*Aim*.
Each entry must appear again exactly as it does in the source.

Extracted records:
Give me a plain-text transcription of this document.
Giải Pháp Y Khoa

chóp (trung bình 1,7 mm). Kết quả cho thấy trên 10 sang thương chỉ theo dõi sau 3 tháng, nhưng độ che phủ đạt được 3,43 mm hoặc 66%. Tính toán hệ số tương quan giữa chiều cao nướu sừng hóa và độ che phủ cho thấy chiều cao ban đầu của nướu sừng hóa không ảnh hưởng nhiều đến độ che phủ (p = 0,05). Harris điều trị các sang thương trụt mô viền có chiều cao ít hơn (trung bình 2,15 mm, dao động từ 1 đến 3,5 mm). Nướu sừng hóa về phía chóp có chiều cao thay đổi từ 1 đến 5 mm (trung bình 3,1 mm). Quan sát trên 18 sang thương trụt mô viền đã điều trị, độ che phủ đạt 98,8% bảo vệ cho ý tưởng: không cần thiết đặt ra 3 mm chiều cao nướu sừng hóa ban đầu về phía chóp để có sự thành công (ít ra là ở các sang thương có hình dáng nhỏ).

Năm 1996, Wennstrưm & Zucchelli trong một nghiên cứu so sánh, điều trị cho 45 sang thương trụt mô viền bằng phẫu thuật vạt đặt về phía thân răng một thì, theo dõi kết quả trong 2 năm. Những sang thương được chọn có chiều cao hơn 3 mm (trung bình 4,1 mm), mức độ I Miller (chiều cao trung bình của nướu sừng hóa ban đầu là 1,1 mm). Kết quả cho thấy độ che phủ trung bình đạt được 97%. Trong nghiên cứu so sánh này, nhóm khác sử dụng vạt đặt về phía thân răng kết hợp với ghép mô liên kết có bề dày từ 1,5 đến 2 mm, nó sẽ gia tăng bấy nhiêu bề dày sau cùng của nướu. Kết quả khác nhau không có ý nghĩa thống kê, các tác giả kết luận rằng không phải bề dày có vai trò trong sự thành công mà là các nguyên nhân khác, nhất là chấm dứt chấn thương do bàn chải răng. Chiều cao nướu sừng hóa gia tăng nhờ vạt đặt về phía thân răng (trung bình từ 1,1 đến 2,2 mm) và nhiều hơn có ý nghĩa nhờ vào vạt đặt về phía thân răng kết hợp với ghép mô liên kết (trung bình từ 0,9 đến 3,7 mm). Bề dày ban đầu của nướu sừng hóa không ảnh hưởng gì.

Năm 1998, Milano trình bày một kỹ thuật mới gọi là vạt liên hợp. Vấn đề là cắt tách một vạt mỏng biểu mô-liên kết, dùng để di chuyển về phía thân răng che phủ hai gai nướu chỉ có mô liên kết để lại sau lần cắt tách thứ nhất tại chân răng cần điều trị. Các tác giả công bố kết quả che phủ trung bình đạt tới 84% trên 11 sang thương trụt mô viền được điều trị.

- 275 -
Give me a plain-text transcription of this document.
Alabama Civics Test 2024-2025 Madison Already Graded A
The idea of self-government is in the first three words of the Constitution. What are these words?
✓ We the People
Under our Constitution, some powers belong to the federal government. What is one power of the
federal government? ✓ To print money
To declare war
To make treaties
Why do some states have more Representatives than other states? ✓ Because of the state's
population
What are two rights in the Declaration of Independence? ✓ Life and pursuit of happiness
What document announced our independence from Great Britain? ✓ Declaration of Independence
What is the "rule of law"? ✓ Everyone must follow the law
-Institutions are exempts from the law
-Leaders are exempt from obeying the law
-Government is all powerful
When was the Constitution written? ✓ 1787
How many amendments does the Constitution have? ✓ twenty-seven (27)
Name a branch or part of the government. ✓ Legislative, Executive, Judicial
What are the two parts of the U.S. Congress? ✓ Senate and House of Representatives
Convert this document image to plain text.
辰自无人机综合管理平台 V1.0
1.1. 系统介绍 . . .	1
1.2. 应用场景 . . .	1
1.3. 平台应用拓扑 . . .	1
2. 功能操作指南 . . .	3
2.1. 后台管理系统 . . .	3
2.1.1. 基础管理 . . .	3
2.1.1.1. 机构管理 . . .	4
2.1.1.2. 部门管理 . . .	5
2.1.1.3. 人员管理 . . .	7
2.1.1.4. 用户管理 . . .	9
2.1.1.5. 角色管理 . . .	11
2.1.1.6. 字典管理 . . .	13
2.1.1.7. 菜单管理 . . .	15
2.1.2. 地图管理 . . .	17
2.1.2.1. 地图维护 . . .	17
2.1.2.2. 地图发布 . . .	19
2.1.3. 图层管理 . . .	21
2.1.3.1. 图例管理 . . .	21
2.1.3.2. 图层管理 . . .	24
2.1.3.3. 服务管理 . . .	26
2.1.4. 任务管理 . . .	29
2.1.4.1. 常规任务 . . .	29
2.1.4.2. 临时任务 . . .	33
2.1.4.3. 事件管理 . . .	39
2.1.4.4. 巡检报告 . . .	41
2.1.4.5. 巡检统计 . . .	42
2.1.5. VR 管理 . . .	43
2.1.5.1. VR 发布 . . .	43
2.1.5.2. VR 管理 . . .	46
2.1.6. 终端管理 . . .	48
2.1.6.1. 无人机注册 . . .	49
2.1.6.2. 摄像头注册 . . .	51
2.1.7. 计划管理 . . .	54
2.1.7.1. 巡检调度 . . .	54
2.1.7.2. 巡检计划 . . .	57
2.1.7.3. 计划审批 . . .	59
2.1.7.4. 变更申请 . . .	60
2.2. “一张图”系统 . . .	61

*Finished exercise*.
Give me a plain-text transcription of this document.
Giải Pháp Y Khoa

chóp (trung bình 1,7 mm). Kết quả cho thấy trên 10 sang thương chỉ theo dõi sau 3 tháng, nhưng độ che phủ đạt được 3,43 mm hoặc 66%. Tính toán hệ số tương quan giữa chiều cao nướu sừng hóa và độ che phủ cho thấy chiều cao ban đầu của nướu sừng hóa không ảnh hưởng nhiều đến độ che phủ (p = 0,05). Harris điều trị các sang thương trụt mô viền có chiều cao ít hơn (trung bình 2,15 mm, dao động từ 1 đến 3,5 mm). Nướu sừng hóa về phía chóp có chiều cao thay đổi từ 1 đến 5 mm (trung bình 3,1 mm). Quan sát trên 18 sang thương trụt mô viền đã điều trị, độ che phủ đạt 98,8% bảo vệ cho ý tưởng: không cần thiết đặt ra 3 mm chiều cao nướu sừng hóa ban đầu về phía chóp để có sự thành công (ít ra là ở các sang thương có hình dáng nhỏ).

Năm 1996, Wennstrưm & Zucchelli trong một nghiên cứu so sánh, điều trị cho 45 sang thương trụt mô viền bằng phẫu thuật vạt đặt về phía thân răng một thì, theo dõi kết quả trong 2 năm. Những sang thương được chọn có chiều cao hơn 3 mm (trung bình 4,1 mm), mức độ I Miller (chiều cao trung bình của nướu sừng hóa ban đầu là 1,1 mm). Kết quả cho thấy độ che phủ trung bình đạt được 97%. Trong nghiên cứu so sánh này, nhóm khác sử dụng vạt đặt về phía thân răng kết hợp với ghép mô liên kết có bề dày từ 1,5 đến 2 mm, nó sẽ gia tăng bấy nhiêu bề dày sau cùng của nướu. Kết quả khác nhau không có ý nghĩa thống kê, các tác giả kết luận rằng không phải bề dày có vai trò trong sự thành công mà là các nguyên nhân khác, nhất là chấm dứt chấn thương do bàn chải răng. Chiều cao nướu sừng hóa gia tăng nhờ vạt đặt về phía thân răng (trung bình từ 1,1 đến 2,2 mm) và nhiều hơn có ý nghĩa nhờ vào vạt đặt về phía thân răng kết hợp với ghép mô liên kết (trung bình từ 0,9 đến 3,7 mm). Bề dày ban đầu của nướu sừng hóa không ảnh hưởng gì.

Năm 1998, Milano trình bày một kỹ thuật mới gọi là vạt liên hợp. Vấn đề là cắt tách một vạt mỏng biểu mô-liên kết, dùng để di chuyển về phía thân răng che phủ hai gai nướu chỉ có mô liên kết để lại sau lần cắt tách thứ nhất tại chân răng cần điều trị. Các tác giả công bố kết quả che phủ trung bình đạt tới 84% trên 11 sang thương trụt mô viền được điều trị.

- 275 -
Give me a plain-text transcription of this document.
Alabama Civics Test 2024-2025 Madison Already Graded A
The idea of self-government is in the first three words of the Constitution. What are these words?
✓ We the People
Under our Constitution, some powers belong to the federal government. What is one power of the
federal government? ✓ To print money
To declare war
To make treaties
Why do some states have more Representatives than other states? ✓ Because of the state's
population
What are two rights in the Declaration of Independence? ✓ Life and pursuit of happiness
What document announced our independence from Great Britain? ✓ Declaration of Independence
What is the "rule of law"? ✓ Everyone must follow the law
-Institutions are exempts from the law
-Leaders are exempt from obeying the law
-Government is all powerful
When was the Constitution written? ✓ 1787
How many amendments does the Constitution have? ✓ twenty-seven (27)
Name a branch or part of the government. ✓ Legislative, Executive, Judicial
What are the two parts of the U.S. Congress? ✓ Senate and House of Representatives
Convert this document image to plain text.
辰自无人机综合管理平台 V1.0
1.1. 系统介绍 . . .	1
1.2. 应用场景 . . .	1
1.3. 平台应用拓扑 . . .	1
2. 功能操作指南 . . .	3
2.1. 后台管理系统 . . .	3
2.1.1. 基础管理 . . .	3
2.1.1.1. 机构管理 . . .	4
2.1.1.2. 部门管理 . . .	5
2.1.1.3. 人员管理 . . .	7
2.1.1.4. 用户管理 . . .	9
2.1.1.5. 角色管理 . . .	11
2.1.1.6. 字典管理 . . .	13
2.1.1.7. 菜单管理 . . .	15
2.1.2. 地图管理 . . .	17
2.1.2.1. 地图维护 . . .	17
2.1.2.2. 地图发布 . . .	19
2.1.3. 图层管理 . . .	21
2.1.3.1. 图例管理 . . .	21
2.1.3.2. 图层管理 . . .	24
2.1.3.3. 服务管理 . . .	26
2.1.4. 任务管理 . . .	29
2.1.4.1. 常规任务 . . .	29
2.1.4.2. 临时任务 . . .	33
2.1.4.3. 事件管理 . . .	39
2.1.4.4. 巡检报告 . . .	41
2.1.4.5. 巡检统计 . . .	42
2.1.5. VR 管理 . . .	43
2.1.5.1. VR 发布 . . .	43
2.1.5.2. VR 管理 . . .	46
2.1.6. 终端管理 . . .	48
2.1.6.1. 无人机注册 . . .	49
2.1.6.2. 摄像头注册 . . .	51
2.1.7. 计划管理 . . .	54
2.1.7.1. 巡检调度 . . .	54
2.1.7.2. 巡检计划 . . .	57
2.1.7.3. 计划审批 . . .	59
2.1.7.4. 变更申请 . . .	60
2.2. “一张图”系统 . . .	61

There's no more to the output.